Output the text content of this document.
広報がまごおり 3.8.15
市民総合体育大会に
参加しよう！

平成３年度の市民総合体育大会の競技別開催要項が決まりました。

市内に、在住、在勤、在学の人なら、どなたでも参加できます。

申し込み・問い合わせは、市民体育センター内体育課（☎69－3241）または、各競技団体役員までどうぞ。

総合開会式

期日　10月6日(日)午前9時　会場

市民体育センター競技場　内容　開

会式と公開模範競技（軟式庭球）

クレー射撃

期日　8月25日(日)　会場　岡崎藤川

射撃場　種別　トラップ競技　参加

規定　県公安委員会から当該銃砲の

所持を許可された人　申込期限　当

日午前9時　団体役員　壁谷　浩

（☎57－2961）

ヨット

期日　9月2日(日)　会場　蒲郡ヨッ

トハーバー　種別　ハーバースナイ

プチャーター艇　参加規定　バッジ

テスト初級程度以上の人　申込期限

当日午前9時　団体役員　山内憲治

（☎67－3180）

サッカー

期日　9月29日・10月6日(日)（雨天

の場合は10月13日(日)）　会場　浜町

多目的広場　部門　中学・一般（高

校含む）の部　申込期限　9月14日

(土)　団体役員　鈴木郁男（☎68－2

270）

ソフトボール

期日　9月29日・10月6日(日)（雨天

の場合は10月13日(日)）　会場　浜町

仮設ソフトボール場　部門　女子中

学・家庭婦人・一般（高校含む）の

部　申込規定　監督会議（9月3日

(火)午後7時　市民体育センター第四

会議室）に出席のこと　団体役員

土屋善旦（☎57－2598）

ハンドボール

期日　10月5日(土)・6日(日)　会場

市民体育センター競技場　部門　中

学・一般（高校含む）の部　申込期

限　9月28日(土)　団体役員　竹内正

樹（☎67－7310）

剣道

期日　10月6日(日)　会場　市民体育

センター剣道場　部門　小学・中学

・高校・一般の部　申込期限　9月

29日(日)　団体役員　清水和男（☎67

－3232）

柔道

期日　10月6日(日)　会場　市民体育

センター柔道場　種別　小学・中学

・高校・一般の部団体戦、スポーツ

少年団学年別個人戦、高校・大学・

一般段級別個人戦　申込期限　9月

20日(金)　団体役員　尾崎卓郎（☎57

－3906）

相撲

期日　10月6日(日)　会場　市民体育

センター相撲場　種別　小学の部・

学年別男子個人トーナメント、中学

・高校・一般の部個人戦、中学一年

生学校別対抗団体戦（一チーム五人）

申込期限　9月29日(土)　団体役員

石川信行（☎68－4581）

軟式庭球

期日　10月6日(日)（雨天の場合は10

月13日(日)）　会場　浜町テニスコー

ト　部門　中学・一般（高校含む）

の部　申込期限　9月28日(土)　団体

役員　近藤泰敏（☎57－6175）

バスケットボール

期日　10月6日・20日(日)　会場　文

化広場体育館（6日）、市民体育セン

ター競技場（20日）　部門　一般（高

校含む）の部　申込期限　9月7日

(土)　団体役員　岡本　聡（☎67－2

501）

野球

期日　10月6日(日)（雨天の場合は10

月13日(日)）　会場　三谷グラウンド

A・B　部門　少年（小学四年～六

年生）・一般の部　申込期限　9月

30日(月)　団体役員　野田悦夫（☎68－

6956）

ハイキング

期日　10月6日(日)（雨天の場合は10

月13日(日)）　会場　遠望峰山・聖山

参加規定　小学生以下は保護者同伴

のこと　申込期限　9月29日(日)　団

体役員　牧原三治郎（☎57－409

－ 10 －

_Work required_: Each of the records should be retyped exactly.

_Answer to the task_:
Output the text content of this document.
広報がまごおり 3.8.15
市民総合体育大会に
参加しよう！

平成３年度の市民総合体育大会の競技別開催要項が決まりました。

市内に、在住、在勤、在学の人なら、どなたでも参加できます。

申し込み・問い合わせは、市民体育センター内体育課（☎69－3241）または、各競技団体役員までどうぞ。

総合開会式

期日　10月6日(日)午前9時　会場

市民体育センター競技場　内容　開

会式と公開模範競技（軟式庭球）

クレー射撃

期日　8月25日(日)　会場　岡崎藤川

射撃場　種別　トラップ競技　参加

規定　県公安委員会から当該銃砲の

所持を許可された人　申込期限　当

日午前9時　団体役員　壁谷　浩

（☎57－2961）

ヨット

期日　9月2日(日)　会場　蒲郡ヨッ

トハーバー　種別　ハーバースナイ

プチャーター艇　参加規定　バッジ

テスト初級程度以上の人　申込期限

当日午前9時　団体役員　山内憲治

（☎67－3180）

サッカー

期日　9月29日・10月6日(日)（雨天

の場合は10月13日(日)）　会場　浜町

多目的広場　部門　中学・一般（高

校含む）の部　申込期限　9月14日

(土)　団体役員　鈴木郁男（☎68－2

270）

ソフトボール

期日　9月29日・10月6日(日)（雨天

の場合は10月13日(日)）　会場　浜町

仮設ソフトボール場　部門　女子中

学・家庭婦人・一般（高校含む）の

部　申込規定　監督会議（9月3日

(火)午後7時　市民体育センター第四

会議室）に出席のこと　団体役員

土屋善旦（☎57－2598）

ハンドボール

期日　10月5日(土)・6日(日)　会場

市民体育センター競技場　部門　中

学・一般（高校含む）の部　申込期

限　9月28日(土)　団体役員　竹内正

樹（☎67－7310）

剣道

期日　10月6日(日)　会場　市民体育

センター剣道場　部門　小学・中学

・高校・一般の部　申込期限　9月

29日(日)　団体役員　清水和男（☎67

－3232）

柔道

期日　10月6日(日)　会場　市民体育

センター柔道場　種別　小学・中学

・高校・一般の部団体戦、スポーツ

少年団学年別個人戦、高校・大学・

一般段級別個人戦　申込期限　9月

20日(金)　団体役員　尾崎卓郎（☎57

－3906）

相撲

期日　10月6日(日)　会場　市民体育

センター相撲場　種別　小学の部・

学年別男子個人トーナメント、中学

・高校・一般の部個人戦、中学一年

生学校別対抗団体戦（一チーム五人）

申込期限　9月29日(土)　団体役員

石川信行（☎68－4581）

軟式庭球

期日　10月6日(日)（雨天の場合は10

月13日(日)）　会場　浜町テニスコー

ト　部門　中学・一般（高校含む）

の部　申込期限　9月28日(土)　団体

役員　近藤泰敏（☎57－6175）

バスケットボール

期日　10月6日・20日(日)　会場　文

化広場体育館（6日）、市民体育セン

ター競技場（20日）　部門　一般（高

校含む）の部　申込期限　9月7日

(土)　団体役員　岡本　聡（☎67－2

501）

野球

期日　10月6日(日)（雨天の場合は10

月13日(日)）　会場　三谷グラウンド

A・B　部門　少年（小学四年～六

年生）・一般の部　申込期限　9月

30日(月)　団体役員　野田悦夫（☎68－

6956）

ハイキング

期日　10月6日(日)（雨天の場合は10

月13日(日)）　会場　遠望峰山・聖山

参加規定　小学生以下は保護者同伴

のこと　申込期限　9月29日(日)　団

体役員　牧原三治郎（☎57－409

－ 10 －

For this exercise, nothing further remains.